Data entries
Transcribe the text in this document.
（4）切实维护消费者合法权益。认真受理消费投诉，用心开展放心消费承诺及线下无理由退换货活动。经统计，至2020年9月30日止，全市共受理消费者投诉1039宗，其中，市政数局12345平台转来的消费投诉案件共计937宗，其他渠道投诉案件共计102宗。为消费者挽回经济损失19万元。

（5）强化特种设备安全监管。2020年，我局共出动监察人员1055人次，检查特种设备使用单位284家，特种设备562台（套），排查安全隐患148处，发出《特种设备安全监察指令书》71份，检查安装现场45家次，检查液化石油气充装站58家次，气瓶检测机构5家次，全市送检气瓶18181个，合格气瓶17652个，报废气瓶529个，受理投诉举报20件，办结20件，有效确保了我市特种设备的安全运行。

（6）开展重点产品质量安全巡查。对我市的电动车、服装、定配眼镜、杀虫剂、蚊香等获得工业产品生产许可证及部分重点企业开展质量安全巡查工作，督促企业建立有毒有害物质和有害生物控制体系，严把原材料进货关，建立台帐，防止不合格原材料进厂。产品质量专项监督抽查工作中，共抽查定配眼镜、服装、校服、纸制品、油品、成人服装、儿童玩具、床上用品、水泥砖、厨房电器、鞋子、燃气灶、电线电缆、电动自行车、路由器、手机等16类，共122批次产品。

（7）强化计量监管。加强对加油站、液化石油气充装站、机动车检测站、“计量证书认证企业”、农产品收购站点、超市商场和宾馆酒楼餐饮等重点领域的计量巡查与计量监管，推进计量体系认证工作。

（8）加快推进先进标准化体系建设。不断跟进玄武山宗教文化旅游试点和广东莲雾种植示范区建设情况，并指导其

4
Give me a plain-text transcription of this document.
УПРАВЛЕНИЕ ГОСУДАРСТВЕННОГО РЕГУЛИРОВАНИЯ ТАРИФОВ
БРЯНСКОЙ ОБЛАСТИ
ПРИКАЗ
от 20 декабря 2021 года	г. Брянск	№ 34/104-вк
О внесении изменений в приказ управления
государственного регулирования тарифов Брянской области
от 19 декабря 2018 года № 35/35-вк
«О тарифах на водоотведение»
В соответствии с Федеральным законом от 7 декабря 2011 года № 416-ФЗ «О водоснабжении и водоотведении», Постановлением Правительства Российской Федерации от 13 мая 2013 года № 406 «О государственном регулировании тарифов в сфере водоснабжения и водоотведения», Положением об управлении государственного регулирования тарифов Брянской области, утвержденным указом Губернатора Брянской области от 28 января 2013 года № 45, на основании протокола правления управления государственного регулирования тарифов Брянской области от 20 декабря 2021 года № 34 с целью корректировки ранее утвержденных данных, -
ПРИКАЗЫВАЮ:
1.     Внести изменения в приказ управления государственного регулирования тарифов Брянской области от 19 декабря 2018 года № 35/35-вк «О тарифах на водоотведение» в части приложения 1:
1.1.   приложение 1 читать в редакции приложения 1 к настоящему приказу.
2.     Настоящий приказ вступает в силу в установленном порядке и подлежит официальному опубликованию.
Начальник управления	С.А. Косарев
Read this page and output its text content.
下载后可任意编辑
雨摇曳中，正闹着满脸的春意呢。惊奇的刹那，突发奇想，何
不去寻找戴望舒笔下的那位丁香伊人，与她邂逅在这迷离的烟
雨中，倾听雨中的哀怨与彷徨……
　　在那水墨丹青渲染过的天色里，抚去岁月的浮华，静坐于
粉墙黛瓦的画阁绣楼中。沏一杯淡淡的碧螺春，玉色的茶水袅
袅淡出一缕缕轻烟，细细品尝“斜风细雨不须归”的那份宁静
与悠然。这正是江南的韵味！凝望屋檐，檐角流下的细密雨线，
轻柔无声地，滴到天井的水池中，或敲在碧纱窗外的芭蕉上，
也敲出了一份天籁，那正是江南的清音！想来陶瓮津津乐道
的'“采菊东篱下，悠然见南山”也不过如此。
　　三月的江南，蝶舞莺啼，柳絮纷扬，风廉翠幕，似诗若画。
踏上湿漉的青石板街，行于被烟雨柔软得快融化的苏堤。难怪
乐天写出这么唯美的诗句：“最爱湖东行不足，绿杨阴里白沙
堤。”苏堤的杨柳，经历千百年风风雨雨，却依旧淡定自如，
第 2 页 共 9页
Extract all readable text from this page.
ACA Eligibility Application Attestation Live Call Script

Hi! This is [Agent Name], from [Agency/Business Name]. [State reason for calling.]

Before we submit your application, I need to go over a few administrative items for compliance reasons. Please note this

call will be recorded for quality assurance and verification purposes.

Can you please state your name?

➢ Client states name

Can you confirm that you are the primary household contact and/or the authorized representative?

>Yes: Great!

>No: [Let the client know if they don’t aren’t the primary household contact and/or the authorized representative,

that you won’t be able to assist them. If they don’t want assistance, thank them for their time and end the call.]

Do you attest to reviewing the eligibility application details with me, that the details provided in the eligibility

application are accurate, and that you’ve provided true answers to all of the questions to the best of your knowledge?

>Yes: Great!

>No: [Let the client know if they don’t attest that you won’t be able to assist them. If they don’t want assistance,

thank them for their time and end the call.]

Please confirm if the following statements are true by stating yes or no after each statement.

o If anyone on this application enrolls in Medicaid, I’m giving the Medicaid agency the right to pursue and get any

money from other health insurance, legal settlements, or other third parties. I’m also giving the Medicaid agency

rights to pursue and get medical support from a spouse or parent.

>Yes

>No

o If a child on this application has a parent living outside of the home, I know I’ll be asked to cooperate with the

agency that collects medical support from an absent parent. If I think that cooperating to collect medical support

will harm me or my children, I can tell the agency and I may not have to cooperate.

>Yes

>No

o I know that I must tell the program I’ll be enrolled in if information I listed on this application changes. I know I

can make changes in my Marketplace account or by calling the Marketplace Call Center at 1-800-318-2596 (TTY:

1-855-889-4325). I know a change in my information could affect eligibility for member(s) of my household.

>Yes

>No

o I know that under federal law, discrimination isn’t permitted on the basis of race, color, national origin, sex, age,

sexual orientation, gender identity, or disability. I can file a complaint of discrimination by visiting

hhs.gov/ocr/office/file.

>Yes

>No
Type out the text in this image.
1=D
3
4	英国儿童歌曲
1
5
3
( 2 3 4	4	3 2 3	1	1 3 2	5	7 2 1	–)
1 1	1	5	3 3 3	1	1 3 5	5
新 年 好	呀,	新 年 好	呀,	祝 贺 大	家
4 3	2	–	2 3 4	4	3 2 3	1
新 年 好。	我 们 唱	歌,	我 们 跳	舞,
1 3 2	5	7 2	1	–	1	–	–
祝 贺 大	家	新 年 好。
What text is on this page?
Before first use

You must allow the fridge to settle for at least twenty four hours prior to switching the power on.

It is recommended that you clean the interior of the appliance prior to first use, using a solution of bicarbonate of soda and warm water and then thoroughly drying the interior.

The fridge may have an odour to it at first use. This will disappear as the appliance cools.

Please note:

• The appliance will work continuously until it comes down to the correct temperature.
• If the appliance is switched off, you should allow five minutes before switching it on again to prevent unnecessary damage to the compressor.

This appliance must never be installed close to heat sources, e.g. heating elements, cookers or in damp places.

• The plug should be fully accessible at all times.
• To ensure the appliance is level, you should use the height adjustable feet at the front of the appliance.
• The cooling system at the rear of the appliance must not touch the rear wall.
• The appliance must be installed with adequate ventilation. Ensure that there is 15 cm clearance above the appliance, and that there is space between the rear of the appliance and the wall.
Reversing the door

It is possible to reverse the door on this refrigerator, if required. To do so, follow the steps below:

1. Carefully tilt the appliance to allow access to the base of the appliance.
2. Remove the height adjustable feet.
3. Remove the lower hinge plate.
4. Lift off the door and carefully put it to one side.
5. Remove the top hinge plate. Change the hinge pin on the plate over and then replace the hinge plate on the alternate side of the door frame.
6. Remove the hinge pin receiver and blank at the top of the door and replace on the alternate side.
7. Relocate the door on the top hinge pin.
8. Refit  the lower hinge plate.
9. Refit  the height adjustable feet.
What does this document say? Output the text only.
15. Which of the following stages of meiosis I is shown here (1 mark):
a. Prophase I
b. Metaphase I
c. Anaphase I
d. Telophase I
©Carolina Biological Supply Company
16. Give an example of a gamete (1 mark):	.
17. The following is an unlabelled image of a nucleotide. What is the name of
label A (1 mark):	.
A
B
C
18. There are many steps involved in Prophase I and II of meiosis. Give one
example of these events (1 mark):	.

Task instructions: Extract every line containing the string "information" from the material.

Finished task:
o I know that I must tell the program I’ll be enrolled in if information I listed on this application changes. I know I
1-855-889-4325). I know a change in my information could affect eligibility for member(s) of my household.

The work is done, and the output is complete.